*REQUIREMENTS*.
Identify and copy all lines of the material where the string "overheats" is found.

Data listing
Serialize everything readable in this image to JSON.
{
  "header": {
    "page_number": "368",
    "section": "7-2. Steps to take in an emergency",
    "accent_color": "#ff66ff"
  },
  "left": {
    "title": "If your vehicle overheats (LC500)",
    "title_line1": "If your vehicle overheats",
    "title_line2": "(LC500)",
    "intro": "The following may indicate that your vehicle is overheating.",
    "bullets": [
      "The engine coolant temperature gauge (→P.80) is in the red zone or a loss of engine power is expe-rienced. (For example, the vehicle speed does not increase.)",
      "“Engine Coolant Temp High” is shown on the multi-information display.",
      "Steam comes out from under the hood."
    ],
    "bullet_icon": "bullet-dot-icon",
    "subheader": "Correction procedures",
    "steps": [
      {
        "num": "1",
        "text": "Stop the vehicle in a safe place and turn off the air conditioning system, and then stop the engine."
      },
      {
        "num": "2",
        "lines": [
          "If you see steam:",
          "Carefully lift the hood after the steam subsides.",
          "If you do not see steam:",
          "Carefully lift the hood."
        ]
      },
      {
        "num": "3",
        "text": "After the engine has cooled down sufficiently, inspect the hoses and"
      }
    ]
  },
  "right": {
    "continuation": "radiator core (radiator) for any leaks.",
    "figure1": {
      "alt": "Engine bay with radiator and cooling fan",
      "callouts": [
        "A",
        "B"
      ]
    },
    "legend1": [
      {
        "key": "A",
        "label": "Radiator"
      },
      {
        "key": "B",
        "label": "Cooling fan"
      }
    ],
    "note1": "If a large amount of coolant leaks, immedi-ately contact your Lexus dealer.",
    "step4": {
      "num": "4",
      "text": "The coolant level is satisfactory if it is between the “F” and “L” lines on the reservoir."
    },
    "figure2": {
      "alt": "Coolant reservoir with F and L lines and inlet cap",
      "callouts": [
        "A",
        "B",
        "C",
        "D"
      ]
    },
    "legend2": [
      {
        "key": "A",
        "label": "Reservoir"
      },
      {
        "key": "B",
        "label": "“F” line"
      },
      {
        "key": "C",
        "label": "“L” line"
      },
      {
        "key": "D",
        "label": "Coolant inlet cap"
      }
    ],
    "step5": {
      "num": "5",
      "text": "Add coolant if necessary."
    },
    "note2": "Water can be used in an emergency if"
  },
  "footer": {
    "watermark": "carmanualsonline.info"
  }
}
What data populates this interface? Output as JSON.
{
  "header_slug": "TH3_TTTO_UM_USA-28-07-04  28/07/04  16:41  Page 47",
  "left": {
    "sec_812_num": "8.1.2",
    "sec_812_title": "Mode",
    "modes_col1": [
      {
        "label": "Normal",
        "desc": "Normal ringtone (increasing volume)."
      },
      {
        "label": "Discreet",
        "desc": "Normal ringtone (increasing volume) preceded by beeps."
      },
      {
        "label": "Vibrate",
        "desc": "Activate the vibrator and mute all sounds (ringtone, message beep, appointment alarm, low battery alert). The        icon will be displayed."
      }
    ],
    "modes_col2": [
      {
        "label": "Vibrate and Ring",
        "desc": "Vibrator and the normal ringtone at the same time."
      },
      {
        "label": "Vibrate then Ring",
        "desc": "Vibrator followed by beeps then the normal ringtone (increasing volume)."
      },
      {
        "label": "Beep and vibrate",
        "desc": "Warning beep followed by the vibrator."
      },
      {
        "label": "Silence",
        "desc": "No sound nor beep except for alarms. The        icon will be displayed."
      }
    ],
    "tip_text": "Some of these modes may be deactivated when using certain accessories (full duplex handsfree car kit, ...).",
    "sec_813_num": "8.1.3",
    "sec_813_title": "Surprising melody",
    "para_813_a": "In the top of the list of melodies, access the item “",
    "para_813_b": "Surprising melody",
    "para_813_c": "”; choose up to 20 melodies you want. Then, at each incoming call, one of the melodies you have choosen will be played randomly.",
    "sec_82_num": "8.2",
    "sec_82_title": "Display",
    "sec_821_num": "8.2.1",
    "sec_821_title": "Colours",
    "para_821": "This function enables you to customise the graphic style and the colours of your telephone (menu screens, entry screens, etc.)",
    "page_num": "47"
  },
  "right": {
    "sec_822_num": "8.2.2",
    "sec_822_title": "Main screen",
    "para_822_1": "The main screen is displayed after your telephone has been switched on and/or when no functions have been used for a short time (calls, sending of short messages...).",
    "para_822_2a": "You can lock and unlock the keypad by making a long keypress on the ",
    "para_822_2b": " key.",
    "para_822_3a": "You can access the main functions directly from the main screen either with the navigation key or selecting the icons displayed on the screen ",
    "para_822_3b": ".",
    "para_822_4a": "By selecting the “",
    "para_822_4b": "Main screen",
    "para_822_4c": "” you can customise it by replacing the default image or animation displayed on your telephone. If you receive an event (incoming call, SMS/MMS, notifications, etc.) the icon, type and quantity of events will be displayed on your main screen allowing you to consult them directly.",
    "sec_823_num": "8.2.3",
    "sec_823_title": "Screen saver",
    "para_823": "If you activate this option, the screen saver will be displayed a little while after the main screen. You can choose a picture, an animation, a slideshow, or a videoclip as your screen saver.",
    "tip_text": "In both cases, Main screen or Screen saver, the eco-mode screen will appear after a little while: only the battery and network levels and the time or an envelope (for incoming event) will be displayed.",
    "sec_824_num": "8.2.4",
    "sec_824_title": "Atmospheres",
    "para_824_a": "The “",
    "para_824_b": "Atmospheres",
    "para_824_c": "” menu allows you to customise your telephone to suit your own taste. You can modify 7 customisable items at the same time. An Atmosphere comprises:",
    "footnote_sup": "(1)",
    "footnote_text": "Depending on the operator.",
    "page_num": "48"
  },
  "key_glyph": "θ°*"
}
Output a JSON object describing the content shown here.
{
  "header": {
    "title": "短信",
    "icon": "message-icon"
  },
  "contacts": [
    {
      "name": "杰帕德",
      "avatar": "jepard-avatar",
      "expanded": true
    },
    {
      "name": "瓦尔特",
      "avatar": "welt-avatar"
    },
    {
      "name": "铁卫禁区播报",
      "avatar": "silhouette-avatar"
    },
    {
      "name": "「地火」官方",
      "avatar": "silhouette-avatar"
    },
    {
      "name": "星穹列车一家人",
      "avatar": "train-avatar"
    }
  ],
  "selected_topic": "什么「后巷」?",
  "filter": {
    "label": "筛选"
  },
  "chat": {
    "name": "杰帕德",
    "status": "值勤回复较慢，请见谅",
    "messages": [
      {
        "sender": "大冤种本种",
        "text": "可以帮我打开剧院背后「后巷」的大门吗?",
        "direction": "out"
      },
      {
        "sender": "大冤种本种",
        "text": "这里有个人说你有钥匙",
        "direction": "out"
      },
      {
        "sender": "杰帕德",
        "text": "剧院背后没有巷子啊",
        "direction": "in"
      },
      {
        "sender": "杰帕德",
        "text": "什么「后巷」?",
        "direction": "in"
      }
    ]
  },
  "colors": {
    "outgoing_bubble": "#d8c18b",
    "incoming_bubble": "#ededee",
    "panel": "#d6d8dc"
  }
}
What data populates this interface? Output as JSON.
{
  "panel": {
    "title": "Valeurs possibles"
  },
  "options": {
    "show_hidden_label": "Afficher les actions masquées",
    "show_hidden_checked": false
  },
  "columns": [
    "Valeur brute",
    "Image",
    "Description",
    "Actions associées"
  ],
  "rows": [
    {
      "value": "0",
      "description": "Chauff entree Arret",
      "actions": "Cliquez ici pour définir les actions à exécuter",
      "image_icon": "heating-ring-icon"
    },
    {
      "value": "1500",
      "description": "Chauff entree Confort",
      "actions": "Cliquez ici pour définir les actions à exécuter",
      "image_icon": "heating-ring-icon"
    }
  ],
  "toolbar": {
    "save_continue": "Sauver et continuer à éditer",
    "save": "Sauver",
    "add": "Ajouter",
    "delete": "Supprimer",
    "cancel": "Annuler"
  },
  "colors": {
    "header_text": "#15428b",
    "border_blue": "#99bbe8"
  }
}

*THE COMPLETED TASK*.
    "title": "If your vehicle overheats (LC500)",
    "title_line1": "If your vehicle overheats",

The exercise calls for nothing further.